AIM:
Only the number is needed: how many lines of the records include "time"?

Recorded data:
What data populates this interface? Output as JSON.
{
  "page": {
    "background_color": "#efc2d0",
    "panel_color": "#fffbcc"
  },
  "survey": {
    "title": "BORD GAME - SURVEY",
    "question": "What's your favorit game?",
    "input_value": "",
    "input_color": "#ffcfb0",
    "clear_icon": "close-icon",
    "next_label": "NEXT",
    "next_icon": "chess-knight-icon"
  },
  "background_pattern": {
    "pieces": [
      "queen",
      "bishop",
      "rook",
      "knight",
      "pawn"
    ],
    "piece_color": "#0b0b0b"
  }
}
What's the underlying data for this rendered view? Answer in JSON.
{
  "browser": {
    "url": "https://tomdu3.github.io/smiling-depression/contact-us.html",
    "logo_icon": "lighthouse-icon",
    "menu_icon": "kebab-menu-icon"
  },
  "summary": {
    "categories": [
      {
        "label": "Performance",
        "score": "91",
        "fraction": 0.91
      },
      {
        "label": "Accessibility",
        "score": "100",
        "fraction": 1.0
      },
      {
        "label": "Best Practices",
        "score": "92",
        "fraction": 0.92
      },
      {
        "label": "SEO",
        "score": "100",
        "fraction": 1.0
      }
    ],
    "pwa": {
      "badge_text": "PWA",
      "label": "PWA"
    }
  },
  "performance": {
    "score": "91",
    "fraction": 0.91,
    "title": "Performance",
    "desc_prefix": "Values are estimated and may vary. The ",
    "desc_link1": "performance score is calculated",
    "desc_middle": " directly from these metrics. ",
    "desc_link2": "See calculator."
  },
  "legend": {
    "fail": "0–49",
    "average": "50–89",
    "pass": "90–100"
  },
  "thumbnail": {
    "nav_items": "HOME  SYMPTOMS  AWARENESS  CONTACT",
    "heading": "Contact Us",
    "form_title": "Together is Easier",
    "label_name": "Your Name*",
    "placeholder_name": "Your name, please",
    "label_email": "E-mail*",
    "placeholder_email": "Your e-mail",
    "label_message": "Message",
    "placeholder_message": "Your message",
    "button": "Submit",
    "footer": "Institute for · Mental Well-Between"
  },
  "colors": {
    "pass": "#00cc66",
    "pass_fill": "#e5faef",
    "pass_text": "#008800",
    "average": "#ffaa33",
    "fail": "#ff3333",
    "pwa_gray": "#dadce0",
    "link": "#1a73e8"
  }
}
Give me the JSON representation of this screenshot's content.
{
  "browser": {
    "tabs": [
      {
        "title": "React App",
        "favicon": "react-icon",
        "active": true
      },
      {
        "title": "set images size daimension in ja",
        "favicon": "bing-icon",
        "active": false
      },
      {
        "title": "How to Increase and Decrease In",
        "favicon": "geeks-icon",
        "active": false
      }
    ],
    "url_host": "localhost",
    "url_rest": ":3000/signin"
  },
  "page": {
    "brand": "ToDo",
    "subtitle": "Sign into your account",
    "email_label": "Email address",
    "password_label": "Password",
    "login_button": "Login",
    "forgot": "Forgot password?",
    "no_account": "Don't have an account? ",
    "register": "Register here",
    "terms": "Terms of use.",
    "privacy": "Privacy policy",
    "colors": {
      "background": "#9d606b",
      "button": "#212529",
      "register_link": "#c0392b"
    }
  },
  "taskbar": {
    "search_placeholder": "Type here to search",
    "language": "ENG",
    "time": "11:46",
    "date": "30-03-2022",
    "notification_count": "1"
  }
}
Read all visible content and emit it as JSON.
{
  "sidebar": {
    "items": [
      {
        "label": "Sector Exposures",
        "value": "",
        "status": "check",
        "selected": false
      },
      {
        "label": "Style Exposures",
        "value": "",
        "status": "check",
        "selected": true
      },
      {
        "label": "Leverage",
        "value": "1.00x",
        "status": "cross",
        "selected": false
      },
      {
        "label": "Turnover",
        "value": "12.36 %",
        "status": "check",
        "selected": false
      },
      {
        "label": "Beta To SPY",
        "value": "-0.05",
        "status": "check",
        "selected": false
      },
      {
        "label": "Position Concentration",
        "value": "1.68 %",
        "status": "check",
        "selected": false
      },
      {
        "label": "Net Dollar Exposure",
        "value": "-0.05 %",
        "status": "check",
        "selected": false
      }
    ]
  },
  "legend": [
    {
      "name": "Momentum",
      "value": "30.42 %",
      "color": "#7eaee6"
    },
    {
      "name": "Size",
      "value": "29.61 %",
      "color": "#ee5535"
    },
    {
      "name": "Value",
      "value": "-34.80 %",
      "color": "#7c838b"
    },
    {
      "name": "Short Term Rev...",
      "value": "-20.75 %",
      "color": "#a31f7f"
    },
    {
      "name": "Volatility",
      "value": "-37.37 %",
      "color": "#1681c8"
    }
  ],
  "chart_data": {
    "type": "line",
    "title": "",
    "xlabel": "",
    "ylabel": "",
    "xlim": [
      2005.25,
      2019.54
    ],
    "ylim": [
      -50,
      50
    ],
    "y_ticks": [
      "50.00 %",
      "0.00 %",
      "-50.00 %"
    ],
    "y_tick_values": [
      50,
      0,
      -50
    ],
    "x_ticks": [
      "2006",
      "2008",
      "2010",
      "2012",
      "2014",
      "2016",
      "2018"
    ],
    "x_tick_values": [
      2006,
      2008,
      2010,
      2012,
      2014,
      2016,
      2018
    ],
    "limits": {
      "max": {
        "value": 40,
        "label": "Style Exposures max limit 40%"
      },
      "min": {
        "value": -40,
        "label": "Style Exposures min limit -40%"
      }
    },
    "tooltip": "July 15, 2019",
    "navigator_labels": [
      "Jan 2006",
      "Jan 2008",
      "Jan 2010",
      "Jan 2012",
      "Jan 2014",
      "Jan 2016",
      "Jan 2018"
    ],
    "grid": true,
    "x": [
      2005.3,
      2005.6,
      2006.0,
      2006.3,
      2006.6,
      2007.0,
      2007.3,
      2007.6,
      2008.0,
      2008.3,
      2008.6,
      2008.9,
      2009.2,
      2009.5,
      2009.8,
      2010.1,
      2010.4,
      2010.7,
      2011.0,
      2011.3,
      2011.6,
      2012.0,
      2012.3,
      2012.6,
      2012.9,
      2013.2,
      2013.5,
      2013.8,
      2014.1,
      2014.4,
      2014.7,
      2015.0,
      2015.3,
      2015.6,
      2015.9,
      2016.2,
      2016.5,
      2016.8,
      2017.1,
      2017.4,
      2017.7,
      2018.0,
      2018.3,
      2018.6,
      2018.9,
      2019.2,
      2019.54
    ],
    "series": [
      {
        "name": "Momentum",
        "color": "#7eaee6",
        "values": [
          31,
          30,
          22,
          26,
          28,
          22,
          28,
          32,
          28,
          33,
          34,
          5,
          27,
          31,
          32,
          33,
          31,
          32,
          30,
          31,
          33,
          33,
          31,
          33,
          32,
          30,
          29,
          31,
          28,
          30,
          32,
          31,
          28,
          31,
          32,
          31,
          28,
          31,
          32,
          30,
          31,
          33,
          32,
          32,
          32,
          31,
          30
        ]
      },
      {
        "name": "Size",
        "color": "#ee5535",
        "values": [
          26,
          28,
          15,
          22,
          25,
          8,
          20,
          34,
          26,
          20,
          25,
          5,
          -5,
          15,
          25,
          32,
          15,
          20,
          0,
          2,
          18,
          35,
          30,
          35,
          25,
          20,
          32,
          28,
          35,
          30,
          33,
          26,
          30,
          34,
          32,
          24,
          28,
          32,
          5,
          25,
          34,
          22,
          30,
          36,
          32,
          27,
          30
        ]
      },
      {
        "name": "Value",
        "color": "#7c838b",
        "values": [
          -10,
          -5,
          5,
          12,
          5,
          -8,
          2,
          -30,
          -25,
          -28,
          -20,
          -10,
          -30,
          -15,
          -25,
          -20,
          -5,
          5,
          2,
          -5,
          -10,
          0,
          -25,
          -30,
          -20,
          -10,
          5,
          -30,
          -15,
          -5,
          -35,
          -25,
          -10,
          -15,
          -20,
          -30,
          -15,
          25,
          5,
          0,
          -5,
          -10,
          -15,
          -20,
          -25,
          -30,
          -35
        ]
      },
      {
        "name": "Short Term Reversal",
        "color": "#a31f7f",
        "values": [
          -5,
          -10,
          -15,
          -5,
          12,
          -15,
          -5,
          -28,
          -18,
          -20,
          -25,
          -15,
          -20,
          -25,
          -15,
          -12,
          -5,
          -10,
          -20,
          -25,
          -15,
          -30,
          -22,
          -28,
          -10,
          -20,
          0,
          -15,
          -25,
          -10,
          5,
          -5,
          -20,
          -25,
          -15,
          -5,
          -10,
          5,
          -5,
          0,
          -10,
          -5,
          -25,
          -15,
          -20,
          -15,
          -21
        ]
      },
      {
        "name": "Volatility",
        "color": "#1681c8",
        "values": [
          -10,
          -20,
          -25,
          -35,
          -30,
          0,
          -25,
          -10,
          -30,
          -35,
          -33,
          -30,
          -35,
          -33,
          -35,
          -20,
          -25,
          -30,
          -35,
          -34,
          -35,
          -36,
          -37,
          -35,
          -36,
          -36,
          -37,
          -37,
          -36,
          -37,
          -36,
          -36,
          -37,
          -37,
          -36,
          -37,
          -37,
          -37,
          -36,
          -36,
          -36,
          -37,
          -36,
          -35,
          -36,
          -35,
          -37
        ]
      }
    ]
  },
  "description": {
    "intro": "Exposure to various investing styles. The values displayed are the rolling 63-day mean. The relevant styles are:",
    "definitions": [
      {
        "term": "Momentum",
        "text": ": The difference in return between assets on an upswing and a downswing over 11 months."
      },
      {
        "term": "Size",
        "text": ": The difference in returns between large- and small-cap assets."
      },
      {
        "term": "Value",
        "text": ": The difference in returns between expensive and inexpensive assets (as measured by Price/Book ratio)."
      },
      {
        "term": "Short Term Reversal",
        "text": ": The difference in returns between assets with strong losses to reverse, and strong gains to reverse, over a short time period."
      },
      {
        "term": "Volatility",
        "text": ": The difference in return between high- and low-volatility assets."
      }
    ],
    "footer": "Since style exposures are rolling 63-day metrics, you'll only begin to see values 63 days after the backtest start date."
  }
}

SOLUTION:
2